Instructions to follow |
Count how many lines of the data include "name". The answer is that number and nothing else.

────────

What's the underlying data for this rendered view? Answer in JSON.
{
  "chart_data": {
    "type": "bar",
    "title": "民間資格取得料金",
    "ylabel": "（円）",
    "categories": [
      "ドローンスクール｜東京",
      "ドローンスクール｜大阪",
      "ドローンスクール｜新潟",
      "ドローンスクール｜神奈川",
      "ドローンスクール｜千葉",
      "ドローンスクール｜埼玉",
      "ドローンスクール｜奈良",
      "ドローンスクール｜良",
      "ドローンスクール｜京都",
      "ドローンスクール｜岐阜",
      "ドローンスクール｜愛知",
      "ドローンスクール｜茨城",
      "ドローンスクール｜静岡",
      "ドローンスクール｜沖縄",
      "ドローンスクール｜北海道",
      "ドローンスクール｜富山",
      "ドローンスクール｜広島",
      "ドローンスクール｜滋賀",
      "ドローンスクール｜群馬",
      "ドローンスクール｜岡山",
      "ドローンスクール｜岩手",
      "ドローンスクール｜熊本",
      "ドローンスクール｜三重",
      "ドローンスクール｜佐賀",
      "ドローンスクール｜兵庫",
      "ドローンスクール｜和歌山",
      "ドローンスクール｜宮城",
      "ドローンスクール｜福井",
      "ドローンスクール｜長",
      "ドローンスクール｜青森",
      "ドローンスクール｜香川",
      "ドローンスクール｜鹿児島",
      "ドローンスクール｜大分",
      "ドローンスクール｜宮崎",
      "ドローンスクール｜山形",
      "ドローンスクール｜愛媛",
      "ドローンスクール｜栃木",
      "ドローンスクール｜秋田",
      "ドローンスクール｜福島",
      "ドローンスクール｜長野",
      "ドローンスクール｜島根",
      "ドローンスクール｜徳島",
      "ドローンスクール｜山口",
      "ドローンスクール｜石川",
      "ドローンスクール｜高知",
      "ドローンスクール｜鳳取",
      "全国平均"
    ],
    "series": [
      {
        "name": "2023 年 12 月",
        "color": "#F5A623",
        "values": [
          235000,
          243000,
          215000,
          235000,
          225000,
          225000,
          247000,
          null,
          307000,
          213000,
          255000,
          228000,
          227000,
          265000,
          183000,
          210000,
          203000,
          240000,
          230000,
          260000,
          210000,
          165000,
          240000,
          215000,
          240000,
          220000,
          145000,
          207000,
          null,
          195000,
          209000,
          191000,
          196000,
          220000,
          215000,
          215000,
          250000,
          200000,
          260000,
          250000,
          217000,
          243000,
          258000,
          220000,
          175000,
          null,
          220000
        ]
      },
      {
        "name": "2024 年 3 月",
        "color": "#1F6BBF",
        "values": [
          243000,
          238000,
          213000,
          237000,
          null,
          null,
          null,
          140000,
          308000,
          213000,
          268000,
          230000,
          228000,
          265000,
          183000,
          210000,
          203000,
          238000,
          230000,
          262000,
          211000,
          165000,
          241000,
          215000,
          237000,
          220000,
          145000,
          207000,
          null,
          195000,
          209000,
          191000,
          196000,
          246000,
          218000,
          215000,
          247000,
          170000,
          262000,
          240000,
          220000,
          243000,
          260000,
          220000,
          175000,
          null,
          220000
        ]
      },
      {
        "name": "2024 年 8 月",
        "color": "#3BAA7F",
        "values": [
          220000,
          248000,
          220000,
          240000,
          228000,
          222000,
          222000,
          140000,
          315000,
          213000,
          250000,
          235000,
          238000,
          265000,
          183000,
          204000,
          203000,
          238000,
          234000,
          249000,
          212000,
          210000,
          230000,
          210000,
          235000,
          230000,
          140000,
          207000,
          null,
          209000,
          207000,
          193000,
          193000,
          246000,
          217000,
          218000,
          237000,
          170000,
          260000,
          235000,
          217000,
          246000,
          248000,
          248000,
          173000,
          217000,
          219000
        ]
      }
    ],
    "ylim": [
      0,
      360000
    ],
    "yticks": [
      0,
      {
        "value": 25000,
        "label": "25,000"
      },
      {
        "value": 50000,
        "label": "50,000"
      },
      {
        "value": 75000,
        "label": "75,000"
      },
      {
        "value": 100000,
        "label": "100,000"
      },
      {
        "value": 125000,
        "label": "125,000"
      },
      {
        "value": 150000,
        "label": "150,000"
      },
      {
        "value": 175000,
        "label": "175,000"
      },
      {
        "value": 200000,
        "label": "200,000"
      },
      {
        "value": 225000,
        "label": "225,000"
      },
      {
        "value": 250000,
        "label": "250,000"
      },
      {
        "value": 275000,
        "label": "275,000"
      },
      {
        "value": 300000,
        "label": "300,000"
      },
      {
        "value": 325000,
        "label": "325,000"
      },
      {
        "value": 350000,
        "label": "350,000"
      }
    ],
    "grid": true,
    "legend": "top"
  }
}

────────

Final result |
3